▸ What you should do: Wherever "http" appears in a line, list that line.

Items from a data source
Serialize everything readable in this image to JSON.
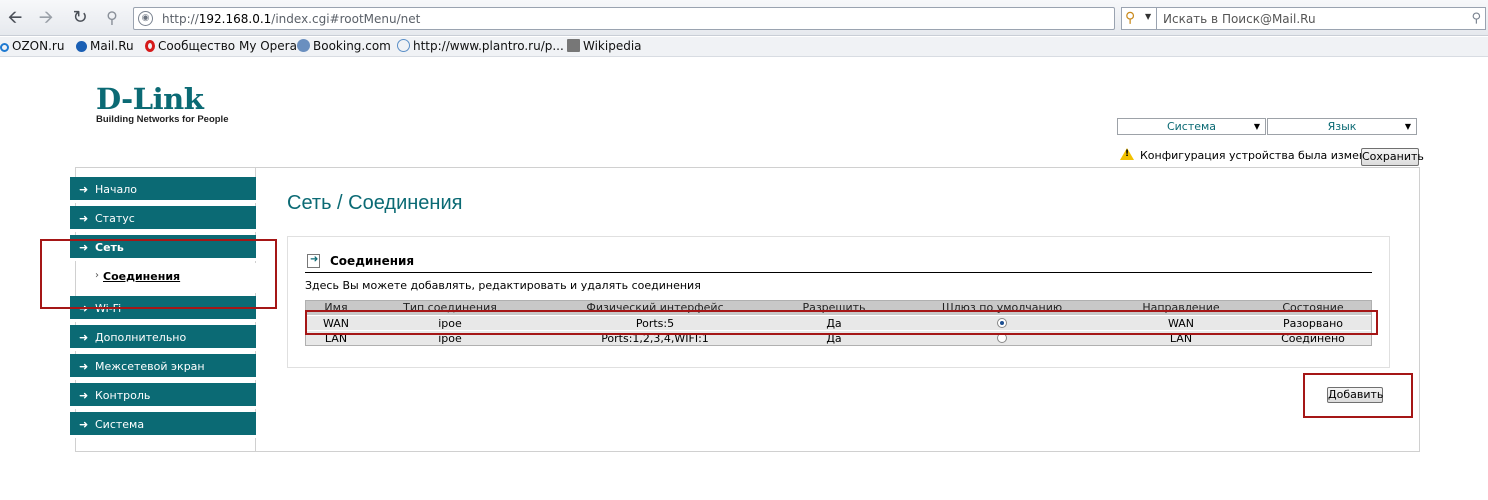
{
  "browser": {
    "url_prefix": "http://",
    "url_host": "192.168.0.1",
    "url_path": "/index.cgi#rootMenu/net",
    "search_placeholder": "Искать в Поиск@Mail.Ru"
  },
  "bookmarks": [
    {
      "label": "OZON.ru",
      "color": "#1f7ad1"
    },
    {
      "label": "Mail.Ru",
      "color": "#1a5fb4"
    },
    {
      "label": "Сообщество My Opera",
      "color": "#d61a1a"
    },
    {
      "label": "Booking.com",
      "color": "#6a8fbf"
    },
    {
      "label": "http://www.plantro.ru/p...",
      "color": "#5b8fc7"
    },
    {
      "label": "Wikipedia",
      "color": "#777777"
    }
  ],
  "header": {
    "logo_text": "D-Link",
    "logo_tagline": "Building Networks for People",
    "system_select": "Система",
    "language_select": "Язык",
    "warning_text": "Конфигурация устройства была изменена",
    "save_label": "Сохранить"
  },
  "sidebar": {
    "items": [
      {
        "label": "Начало"
      },
      {
        "label": "Статус"
      },
      {
        "label": "Сеть"
      },
      {
        "label": "Wi-Fi"
      },
      {
        "label": "Дополнительно"
      },
      {
        "label": "Межсетевой экран"
      },
      {
        "label": "Контроль"
      },
      {
        "label": "Система"
      }
    ],
    "sub_item": "Соединения"
  },
  "main": {
    "breadcrumb": "Сеть  /  Соединения",
    "panel_title": "Соединения",
    "panel_desc": "Здесь Вы можете добавлять, редактировать и удалять соединения",
    "columns": [
      "Имя",
      "Тип соединения",
      "Физический интерфейс",
      "Разрешить",
      "Шлюз по умолчанию",
      "Направление",
      "Состояние"
    ],
    "rows": [
      {
        "name": "WAN",
        "type": "ipoe",
        "iface": "Ports:5",
        "enabled": "Да",
        "gateway": true,
        "direction": "WAN",
        "state": "Разорвано"
      },
      {
        "name": "LAN",
        "type": "ipoe",
        "iface": "Ports:1,2,3,4,WIFI:1",
        "enabled": "Да",
        "gateway": false,
        "direction": "LAN",
        "state": "Соединено"
      }
    ],
    "add_label": "Добавить"
  },
  "colors": {
    "brand": "#0b6a74",
    "highlight_box": "#a51616",
    "warning": "#f2c100"
  }
}
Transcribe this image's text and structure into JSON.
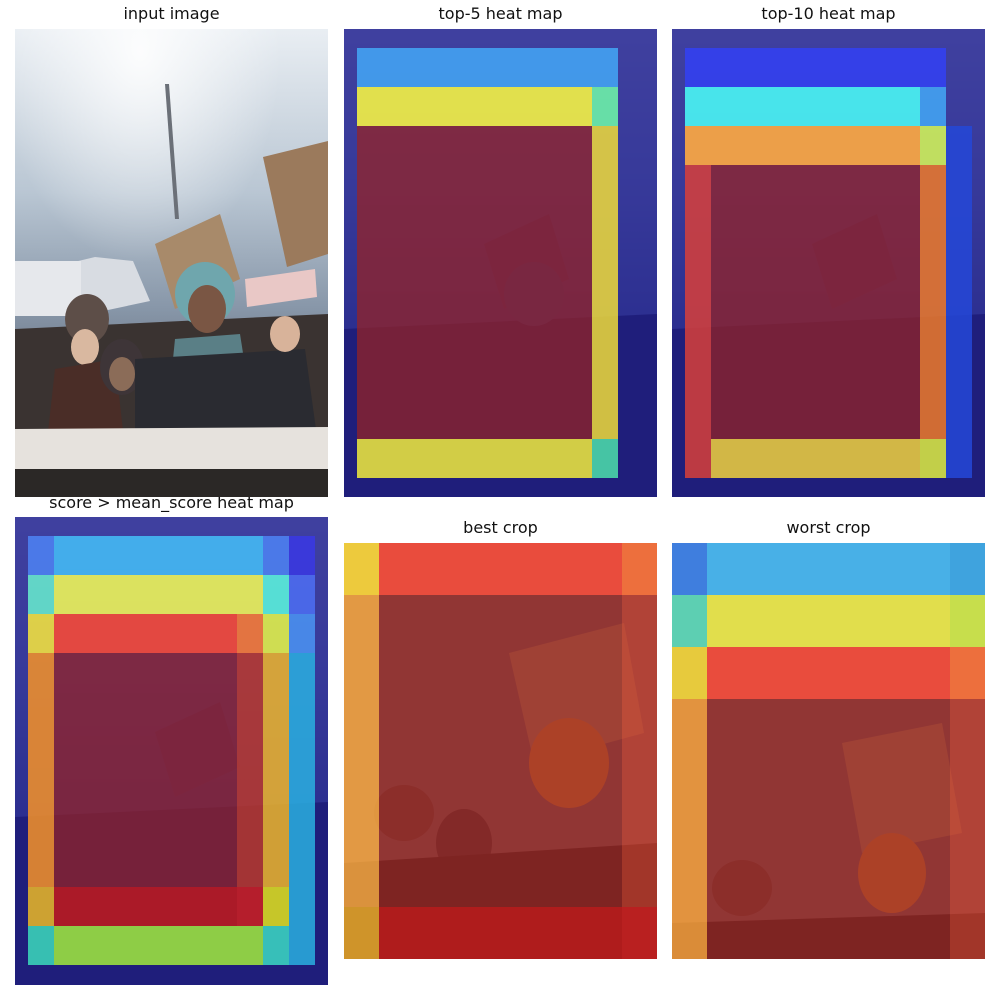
{
  "figure": {
    "panels": [
      {
        "id": "input",
        "title": "input image"
      },
      {
        "id": "top5",
        "title": "top-5 heat map"
      },
      {
        "id": "top10",
        "title": "top-10 heat map"
      },
      {
        "id": "mean",
        "title": "score > mean_score heat map"
      },
      {
        "id": "best",
        "title": "best crop"
      },
      {
        "id": "worst",
        "title": "worst crop"
      }
    ]
  },
  "colors": {
    "deep_blue": "#1a1a8c",
    "blue": "#3f5cf0",
    "sky": "#43b6f2",
    "cyan": "#4af2f2",
    "aqua": "#66e6cc",
    "yellow": "#f0ee46",
    "lime": "#cff15a",
    "orange": "#f6a445",
    "red_orange": "#f25a3d",
    "red": "#c9312b",
    "dark_red": "#8a1a14"
  }
}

▸ The completed task:
    "url_prefix": "http://",
      "label": "http://www.plantro.ru/p...",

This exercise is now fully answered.